■ Dataset items:
▶

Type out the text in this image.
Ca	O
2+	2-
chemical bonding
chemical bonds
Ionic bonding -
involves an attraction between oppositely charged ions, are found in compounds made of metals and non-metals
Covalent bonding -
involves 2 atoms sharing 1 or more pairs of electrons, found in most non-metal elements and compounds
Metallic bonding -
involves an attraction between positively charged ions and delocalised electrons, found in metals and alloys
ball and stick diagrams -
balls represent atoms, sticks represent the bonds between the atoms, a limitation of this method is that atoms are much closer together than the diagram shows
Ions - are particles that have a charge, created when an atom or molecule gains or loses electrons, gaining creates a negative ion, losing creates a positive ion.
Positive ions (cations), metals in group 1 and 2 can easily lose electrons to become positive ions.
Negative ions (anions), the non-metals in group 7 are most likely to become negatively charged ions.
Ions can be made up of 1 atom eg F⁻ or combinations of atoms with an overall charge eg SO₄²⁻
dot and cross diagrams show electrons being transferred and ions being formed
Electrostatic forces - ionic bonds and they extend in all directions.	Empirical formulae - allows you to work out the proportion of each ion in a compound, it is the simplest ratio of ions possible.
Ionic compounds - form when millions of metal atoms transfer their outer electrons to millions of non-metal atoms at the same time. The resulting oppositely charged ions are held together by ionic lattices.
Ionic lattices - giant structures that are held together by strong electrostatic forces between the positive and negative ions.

◀
▶

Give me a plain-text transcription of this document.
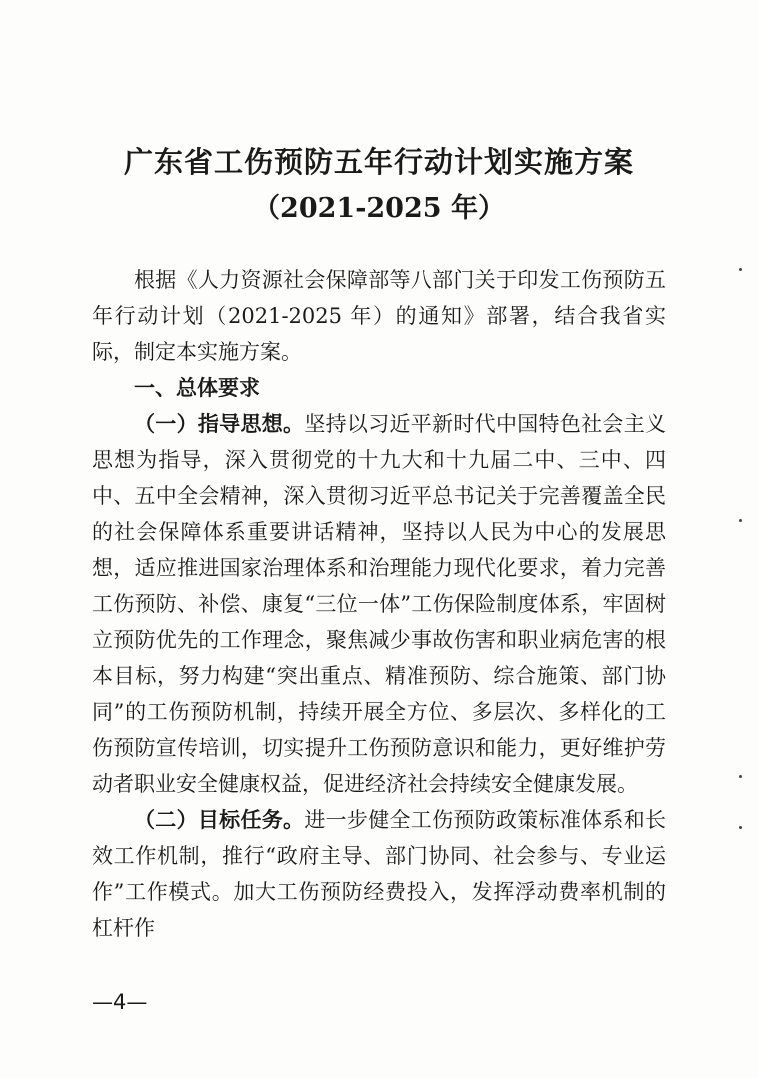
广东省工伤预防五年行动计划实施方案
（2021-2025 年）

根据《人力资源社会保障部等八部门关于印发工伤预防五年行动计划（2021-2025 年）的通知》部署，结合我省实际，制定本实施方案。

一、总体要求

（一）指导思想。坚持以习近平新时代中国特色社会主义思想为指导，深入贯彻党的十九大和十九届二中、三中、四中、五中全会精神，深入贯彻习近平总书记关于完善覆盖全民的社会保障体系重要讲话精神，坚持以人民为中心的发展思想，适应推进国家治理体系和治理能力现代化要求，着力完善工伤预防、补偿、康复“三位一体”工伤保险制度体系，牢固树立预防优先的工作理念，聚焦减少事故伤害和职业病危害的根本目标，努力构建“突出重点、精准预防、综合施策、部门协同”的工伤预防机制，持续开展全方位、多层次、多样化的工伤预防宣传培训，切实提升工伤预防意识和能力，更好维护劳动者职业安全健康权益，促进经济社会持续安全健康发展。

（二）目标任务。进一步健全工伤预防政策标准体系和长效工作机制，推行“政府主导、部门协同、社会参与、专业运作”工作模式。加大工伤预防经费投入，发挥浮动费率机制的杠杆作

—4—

◀

■ Problem: Write out every line of the preceding listing that contains "diagrams".

■ Written answer:
ball and stick diagrams -
dot and cross diagrams show electrons being transferred and ions being formed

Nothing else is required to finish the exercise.